(REQUIRED TASK)
Wherever the word "registrations" appears in the entries, copy the whole line.

(DATA TO USE)

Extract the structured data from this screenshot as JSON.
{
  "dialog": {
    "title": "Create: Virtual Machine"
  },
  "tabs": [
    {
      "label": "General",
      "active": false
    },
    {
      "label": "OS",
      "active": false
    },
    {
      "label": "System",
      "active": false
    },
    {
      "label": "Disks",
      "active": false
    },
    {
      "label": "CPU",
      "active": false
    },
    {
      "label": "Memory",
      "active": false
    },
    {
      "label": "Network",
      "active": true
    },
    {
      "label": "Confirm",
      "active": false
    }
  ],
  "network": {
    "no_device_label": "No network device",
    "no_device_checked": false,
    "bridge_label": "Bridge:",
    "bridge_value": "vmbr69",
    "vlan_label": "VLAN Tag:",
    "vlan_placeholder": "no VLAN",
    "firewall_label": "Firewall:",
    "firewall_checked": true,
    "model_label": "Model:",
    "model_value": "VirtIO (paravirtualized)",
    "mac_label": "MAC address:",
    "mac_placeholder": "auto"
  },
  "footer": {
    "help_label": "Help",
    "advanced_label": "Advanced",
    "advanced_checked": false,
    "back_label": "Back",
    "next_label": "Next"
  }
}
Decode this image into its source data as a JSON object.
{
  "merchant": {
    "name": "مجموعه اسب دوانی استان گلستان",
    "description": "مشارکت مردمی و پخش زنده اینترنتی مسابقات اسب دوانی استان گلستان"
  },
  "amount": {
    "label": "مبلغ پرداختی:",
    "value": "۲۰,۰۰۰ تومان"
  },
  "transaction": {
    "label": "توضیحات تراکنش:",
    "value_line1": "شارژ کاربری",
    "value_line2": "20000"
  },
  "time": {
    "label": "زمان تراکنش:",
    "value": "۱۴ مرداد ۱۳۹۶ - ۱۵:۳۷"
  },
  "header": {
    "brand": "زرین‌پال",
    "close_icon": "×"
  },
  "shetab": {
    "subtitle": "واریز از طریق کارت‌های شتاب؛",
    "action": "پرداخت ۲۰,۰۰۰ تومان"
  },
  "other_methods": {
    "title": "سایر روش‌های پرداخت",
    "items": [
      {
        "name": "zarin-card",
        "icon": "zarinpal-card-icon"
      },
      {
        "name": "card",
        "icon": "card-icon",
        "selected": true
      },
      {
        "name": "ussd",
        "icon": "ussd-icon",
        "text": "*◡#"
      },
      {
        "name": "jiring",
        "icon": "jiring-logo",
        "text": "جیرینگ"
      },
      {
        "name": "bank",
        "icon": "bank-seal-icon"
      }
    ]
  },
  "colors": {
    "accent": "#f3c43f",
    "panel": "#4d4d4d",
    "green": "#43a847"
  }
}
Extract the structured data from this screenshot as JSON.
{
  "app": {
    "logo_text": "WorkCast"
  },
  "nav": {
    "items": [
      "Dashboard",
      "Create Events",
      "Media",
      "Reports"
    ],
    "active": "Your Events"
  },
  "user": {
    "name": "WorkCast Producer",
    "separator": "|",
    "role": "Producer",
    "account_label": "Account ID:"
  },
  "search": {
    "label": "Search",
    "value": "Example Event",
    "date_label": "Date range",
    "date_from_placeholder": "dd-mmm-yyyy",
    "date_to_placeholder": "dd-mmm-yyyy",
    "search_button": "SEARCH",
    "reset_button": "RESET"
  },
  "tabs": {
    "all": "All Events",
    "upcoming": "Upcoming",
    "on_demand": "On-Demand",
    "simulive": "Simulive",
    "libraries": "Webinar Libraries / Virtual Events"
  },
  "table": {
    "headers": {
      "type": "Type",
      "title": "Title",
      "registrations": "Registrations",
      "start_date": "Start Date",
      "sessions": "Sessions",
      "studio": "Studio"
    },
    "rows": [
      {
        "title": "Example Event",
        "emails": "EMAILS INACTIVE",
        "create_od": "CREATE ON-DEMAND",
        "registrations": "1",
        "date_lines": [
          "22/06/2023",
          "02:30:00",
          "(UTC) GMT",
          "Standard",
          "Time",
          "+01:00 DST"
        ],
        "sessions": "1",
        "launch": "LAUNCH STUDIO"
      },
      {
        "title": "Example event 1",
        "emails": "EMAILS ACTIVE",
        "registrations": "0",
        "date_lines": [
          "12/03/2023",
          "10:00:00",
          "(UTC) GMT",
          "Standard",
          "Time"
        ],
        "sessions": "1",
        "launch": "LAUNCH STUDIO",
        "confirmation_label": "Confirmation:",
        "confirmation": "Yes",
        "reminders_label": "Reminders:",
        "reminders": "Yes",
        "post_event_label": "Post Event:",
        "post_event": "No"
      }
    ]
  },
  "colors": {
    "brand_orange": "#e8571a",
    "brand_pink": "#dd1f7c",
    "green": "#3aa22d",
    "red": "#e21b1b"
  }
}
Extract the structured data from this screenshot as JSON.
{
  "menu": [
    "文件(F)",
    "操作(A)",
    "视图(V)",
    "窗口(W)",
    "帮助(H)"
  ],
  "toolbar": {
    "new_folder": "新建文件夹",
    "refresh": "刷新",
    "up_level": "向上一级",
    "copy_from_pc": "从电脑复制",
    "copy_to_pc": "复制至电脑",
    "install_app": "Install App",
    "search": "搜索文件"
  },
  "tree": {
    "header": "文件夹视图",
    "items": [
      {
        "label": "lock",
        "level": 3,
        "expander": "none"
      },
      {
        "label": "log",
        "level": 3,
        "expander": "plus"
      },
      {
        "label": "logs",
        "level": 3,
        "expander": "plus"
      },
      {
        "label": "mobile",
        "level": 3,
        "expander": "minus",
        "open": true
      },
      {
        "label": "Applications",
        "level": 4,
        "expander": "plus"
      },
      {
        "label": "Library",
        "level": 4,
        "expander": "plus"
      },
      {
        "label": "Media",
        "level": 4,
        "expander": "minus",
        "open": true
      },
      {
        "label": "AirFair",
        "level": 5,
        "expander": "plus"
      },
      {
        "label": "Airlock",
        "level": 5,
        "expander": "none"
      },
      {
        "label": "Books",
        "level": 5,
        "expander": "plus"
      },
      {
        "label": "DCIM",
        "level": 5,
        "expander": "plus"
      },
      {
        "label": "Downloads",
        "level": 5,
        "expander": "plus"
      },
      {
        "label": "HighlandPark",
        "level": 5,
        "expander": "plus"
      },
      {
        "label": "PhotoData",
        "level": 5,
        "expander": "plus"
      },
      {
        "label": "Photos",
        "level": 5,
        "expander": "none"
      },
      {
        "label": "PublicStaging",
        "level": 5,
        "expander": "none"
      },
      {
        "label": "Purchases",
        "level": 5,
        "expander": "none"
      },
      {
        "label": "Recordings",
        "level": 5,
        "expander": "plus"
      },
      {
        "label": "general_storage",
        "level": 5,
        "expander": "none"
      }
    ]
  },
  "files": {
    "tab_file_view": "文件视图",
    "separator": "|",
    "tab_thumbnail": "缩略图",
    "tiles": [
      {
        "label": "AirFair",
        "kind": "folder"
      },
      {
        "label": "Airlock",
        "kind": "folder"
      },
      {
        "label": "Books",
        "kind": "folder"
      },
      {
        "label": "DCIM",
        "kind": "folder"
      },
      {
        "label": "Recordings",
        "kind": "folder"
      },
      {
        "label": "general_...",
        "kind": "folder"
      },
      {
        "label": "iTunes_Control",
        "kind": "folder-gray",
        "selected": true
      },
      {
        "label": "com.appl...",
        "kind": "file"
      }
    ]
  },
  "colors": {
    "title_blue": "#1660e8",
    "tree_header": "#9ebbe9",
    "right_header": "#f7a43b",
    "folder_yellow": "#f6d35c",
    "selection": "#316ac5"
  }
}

(TASK ANSWER)
      "registrations": "Registrations",
        "registrations": "1",
        "registrations": "0",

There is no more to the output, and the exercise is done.